[Records contained in a dataset]
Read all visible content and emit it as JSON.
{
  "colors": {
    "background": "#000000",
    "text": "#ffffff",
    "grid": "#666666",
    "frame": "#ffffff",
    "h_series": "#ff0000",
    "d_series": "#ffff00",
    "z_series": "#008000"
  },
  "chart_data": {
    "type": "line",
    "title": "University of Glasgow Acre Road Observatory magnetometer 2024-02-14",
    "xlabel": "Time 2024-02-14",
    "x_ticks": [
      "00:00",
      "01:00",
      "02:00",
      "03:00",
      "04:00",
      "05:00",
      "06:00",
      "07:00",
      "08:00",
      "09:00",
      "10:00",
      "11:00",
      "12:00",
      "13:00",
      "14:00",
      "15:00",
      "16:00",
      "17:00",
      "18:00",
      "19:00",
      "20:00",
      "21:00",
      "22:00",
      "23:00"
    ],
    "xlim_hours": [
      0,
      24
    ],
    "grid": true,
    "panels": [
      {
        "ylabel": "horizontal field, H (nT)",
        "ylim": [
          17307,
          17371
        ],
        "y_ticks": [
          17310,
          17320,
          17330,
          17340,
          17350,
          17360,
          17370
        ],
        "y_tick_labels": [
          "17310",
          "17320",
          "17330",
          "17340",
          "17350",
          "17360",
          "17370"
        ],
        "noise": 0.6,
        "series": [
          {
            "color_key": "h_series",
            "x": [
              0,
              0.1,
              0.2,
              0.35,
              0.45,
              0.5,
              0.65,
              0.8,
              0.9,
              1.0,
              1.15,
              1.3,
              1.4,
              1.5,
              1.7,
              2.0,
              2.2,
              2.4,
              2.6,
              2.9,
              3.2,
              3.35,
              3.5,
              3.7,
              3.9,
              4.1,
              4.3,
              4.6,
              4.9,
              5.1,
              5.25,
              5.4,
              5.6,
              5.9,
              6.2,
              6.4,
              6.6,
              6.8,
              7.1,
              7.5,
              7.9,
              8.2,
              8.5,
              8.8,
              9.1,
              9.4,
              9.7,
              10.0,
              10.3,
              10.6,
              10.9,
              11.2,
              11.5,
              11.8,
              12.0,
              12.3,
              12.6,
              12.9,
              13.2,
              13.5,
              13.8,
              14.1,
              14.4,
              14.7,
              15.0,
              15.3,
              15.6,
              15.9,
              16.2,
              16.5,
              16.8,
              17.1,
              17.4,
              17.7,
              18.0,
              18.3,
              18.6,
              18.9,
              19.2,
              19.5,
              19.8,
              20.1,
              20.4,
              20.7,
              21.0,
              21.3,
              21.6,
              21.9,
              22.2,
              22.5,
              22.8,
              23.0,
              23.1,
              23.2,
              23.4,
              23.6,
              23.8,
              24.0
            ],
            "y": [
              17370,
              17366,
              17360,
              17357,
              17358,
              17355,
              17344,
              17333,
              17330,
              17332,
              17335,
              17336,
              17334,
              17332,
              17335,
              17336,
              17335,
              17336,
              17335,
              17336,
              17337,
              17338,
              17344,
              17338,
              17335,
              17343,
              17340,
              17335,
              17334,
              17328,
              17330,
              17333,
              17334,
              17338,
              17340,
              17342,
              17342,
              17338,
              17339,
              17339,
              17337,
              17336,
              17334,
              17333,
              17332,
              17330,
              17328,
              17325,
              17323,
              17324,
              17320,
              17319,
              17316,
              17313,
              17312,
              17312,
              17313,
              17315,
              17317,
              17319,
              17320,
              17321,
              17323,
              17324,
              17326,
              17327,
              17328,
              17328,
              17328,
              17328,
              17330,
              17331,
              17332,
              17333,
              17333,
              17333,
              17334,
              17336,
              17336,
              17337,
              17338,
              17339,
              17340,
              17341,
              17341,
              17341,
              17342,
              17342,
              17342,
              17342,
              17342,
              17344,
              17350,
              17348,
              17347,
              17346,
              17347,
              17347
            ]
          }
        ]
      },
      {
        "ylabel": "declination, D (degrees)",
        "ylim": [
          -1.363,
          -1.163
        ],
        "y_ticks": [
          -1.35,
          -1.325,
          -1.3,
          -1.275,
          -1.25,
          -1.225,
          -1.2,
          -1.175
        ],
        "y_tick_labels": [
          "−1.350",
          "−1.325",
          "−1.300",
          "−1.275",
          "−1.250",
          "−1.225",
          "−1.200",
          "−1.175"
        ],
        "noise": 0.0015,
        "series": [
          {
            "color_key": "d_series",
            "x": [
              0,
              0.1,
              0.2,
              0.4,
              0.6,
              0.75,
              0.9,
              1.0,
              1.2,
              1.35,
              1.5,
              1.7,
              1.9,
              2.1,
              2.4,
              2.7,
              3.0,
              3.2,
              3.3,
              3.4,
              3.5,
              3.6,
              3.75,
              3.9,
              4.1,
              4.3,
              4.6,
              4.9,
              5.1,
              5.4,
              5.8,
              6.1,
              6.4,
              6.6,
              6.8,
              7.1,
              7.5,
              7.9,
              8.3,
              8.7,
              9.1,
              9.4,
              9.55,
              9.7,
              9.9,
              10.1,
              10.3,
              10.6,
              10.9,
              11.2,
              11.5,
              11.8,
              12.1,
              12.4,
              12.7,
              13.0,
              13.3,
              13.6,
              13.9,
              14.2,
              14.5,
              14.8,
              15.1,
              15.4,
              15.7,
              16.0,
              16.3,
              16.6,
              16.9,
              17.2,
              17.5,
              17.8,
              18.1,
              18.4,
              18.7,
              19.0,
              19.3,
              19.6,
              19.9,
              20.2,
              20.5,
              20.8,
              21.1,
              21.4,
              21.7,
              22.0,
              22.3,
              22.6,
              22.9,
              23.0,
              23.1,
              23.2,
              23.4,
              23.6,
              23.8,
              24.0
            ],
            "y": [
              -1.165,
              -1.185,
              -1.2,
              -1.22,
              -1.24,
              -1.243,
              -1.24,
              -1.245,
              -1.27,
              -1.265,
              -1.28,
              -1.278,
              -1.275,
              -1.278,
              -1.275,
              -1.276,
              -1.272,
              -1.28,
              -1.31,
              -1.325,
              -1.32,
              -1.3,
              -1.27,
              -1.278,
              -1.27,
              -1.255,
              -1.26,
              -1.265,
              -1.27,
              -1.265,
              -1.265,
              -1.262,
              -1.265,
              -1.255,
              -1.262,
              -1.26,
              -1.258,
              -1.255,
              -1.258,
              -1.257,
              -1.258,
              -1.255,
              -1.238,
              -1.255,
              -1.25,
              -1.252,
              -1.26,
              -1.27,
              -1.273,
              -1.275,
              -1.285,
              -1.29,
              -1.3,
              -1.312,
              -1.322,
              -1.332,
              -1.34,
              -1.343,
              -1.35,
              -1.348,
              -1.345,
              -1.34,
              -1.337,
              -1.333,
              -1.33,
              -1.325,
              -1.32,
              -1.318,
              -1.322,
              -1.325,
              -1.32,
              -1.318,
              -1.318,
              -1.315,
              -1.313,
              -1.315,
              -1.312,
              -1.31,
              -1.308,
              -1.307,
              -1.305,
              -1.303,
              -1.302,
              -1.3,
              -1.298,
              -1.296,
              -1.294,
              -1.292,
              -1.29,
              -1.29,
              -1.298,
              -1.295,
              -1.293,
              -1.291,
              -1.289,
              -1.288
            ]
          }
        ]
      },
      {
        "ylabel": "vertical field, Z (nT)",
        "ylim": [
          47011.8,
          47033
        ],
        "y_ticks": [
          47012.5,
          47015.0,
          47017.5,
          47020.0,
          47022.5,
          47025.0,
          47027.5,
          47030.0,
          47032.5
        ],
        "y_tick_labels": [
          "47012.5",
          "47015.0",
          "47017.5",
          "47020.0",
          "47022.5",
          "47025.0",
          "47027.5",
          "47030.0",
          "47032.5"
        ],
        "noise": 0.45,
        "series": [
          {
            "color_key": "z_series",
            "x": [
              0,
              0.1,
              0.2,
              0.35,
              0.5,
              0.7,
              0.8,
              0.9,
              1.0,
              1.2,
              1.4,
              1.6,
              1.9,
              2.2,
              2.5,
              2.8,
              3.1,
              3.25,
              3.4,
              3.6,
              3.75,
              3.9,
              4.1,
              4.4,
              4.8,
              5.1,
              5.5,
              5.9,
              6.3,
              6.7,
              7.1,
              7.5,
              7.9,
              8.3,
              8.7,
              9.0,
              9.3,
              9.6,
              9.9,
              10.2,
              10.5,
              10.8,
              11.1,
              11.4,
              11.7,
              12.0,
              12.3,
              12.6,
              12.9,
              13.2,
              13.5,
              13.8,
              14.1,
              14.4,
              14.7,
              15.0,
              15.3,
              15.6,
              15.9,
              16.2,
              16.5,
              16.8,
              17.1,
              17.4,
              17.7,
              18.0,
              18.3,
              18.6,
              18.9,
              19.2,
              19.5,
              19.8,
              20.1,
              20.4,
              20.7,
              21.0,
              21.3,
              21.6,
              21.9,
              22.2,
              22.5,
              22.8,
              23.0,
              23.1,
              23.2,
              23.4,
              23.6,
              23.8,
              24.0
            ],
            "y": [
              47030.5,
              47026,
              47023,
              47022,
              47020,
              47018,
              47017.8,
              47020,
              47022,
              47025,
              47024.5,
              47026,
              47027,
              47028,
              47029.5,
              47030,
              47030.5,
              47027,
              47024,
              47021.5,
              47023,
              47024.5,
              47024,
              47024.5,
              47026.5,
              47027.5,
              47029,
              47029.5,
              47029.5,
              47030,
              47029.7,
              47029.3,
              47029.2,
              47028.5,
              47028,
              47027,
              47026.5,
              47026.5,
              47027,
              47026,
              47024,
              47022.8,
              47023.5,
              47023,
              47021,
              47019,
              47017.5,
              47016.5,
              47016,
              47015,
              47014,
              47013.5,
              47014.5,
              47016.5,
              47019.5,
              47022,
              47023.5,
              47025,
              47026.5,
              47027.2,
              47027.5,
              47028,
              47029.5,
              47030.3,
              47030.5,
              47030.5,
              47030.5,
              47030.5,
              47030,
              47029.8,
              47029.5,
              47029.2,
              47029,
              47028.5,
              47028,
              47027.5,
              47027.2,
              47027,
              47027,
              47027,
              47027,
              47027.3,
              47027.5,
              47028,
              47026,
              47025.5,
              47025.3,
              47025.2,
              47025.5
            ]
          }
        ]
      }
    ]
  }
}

### [Work to be completed]
List the lines of the entries that include "ylabel".

### [Output for this task]
        "ylabel": "horizontal field, H (nT)",
        "ylabel": "declination, D (degrees)",
        "ylabel": "vertical field, Z (nT)",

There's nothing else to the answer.